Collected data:
☆ ☆ ☆
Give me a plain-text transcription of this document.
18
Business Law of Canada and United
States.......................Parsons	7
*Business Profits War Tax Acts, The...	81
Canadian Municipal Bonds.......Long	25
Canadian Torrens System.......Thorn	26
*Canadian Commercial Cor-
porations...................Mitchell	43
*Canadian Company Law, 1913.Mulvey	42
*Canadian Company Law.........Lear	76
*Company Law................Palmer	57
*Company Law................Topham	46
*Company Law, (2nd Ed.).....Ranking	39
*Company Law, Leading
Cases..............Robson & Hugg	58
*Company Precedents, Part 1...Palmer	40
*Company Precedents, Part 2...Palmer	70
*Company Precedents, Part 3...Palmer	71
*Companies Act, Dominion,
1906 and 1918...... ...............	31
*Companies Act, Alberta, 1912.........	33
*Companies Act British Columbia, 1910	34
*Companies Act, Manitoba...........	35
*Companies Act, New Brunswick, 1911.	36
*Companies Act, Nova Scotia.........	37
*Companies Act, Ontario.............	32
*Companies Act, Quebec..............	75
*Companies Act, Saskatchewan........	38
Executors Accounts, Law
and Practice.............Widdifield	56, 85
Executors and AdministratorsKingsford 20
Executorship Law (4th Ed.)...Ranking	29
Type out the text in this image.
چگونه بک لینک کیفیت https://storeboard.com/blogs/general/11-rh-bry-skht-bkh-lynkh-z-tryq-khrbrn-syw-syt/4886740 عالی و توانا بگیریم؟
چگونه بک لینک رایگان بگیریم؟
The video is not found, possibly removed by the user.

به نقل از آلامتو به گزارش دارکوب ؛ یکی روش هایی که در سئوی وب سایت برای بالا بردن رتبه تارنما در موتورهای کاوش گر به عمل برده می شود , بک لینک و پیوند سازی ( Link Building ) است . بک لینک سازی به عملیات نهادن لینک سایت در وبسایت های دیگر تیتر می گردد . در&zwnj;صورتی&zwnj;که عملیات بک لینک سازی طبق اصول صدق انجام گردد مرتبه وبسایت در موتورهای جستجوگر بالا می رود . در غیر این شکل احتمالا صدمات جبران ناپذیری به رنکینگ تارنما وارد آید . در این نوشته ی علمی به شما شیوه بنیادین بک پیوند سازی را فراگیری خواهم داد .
☆ ☆ ☆
▶ _Written task_
Reproduce each line of the material above precisely.

▶ _Correct output_
Give me a plain-text transcription of this document.
18
Business Law of Canada and United
States.......................Parsons	7
*Business Profits War Tax Acts, The...	81
Canadian Municipal Bonds.......Long	25
Canadian Torrens System.......Thorn	26
*Canadian Commercial Cor-
porations...................Mitchell	43
*Canadian Company Law, 1913.Mulvey	42
*Canadian Company Law.........Lear	76
*Company Law................Palmer	57
*Company Law................Topham	46
*Company Law, (2nd Ed.).....Ranking	39
*Company Law, Leading
Cases..............Robson & Hugg	58
*Company Precedents, Part 1...Palmer	40
*Company Precedents, Part 2...Palmer	70
*Company Precedents, Part 3...Palmer	71
*Companies Act, Dominion,
1906 and 1918...... ...............	31
*Companies Act, Alberta, 1912.........	33
*Companies Act British Columbia, 1910	34
*Companies Act, Manitoba...........	35
*Companies Act, New Brunswick, 1911.	36
*Companies Act, Nova Scotia.........	37
*Companies Act, Ontario.............	32
*Companies Act, Quebec..............	75
*Companies Act, Saskatchewan........	38
Executors Accounts, Law
and Practice.............Widdifield	56, 85
Executors and AdministratorsKingsford 20
Executorship Law (4th Ed.)...Ranking	29
Type out the text in this image.
چگونه بک لینک کیفیت https://storeboard.com/blogs/general/11-rh-bry-skht-bkh-lynkh-z-tryq-khrbrn-syw-syt/4886740 عالی و توانا بگیریم؟
چگونه بک لینک رایگان بگیریم؟
The video is not found, possibly removed by the user.

به نقل از آلامتو به گزارش دارکوب ؛ یکی روش هایی که در سئوی وب سایت برای بالا بردن رتبه تارنما در موتورهای کاوش گر به عمل برده می شود , بک لینک و پیوند سازی ( Link Building ) است . بک لینک سازی به عملیات نهادن لینک سایت در وبسایت های دیگر تیتر می گردد . در&zwnj;صورتی&zwnj;که عملیات بک لینک سازی طبق اصول صدق انجام گردد مرتبه وبسایت در موتورهای جستجوگر بالا می رود . در غیر این شکل احتمالا صدمات جبران ناپذیری به رنکینگ تارنما وارد آید . در این نوشته ی علمی به شما شیوه بنیادین بک پیوند سازی را فراگیری خواهم داد .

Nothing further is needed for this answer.